__Instructions for the task__
Copy out the records precisely, omitting pictures.

__Data provided__
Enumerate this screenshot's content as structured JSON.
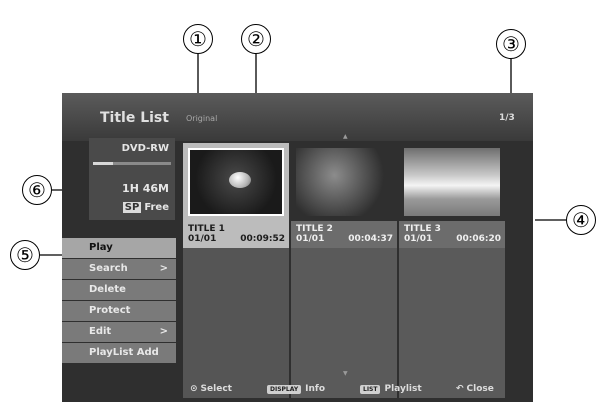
{
  "screen": {
    "title": "Title List",
    "subtitle": "Original",
    "page_count": "1/3"
  },
  "disc": {
    "type": "DVD-RW",
    "used_fraction": 0.25,
    "remaining_time": "1H 46M",
    "mode_badge": "SP",
    "mode_label": "Free"
  },
  "menu": {
    "items": [
      {
        "label": "Play",
        "selected": true
      },
      {
        "label": "Search",
        "submenu": ">"
      },
      {
        "label": "Delete"
      },
      {
        "label": "Protect"
      },
      {
        "label": "Edit",
        "submenu": ">"
      },
      {
        "label": "PlayList Add"
      }
    ]
  },
  "titles": [
    {
      "name": "TITLE 1",
      "date": "01/01",
      "duration": "00:09:52",
      "selected": true
    },
    {
      "name": "TITLE 2",
      "date": "01/01",
      "duration": "00:04:37"
    },
    {
      "name": "TITLE 3",
      "date": "01/01",
      "duration": "00:06:20"
    }
  ],
  "footer": {
    "select_icon": "⊙",
    "select_label": "Select",
    "info_key": "DISPLAY",
    "info_label": "Info",
    "playlist_key": "LIST",
    "playlist_label": "Playlist",
    "close_icon": "↶",
    "close_label": "Close"
  },
  "callouts": [
    "①",
    "②",
    "③",
    "④",
    "⑤",
    "⑥"
  ]
}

__Response__
Enumerate this screenshot's content as structured JSON.
{
  "screen": {
    "title": "Title List",
    "subtitle": "Original",
    "page_count": "1/3"
  },
  "disc": {
    "type": "DVD-RW",
    "used_fraction": 0.25,
    "remaining_time": "1H 46M",
    "mode_badge": "SP",
    "mode_label": "Free"
  },
  "menu": {
    "items": [
      {
        "label": "Play",
        "selected": true
      },
      {
        "label": "Search",
        "submenu": ">"
      },
      {
        "label": "Delete"
      },
      {
        "label": "Protect"
      },
      {
        "label": "Edit",
        "submenu": ">"
      },
      {
        "label": "PlayList Add"
      }
    ]
  },
  "titles": [
    {
      "name": "TITLE 1",
      "date": "01/01",
      "duration": "00:09:52",
      "selected": true
    },
    {
      "name": "TITLE 2",
      "date": "01/01",
      "duration": "00:04:37"
    },
    {
      "name": "TITLE 3",
      "date": "01/01",
      "duration": "00:06:20"
    }
  ],
  "footer": {
    "select_icon": "⊙",
    "select_label": "Select",
    "info_key": "DISPLAY",
    "info_label": "Info",
    "playlist_key": "LIST",
    "playlist_label": "Playlist",
    "close_icon": "↶",
    "close_label": "Close"
  },
  "callouts": [
    "①",
    "②",
    "③",
    "④",
    "⑤",
    "⑥"
  ]
}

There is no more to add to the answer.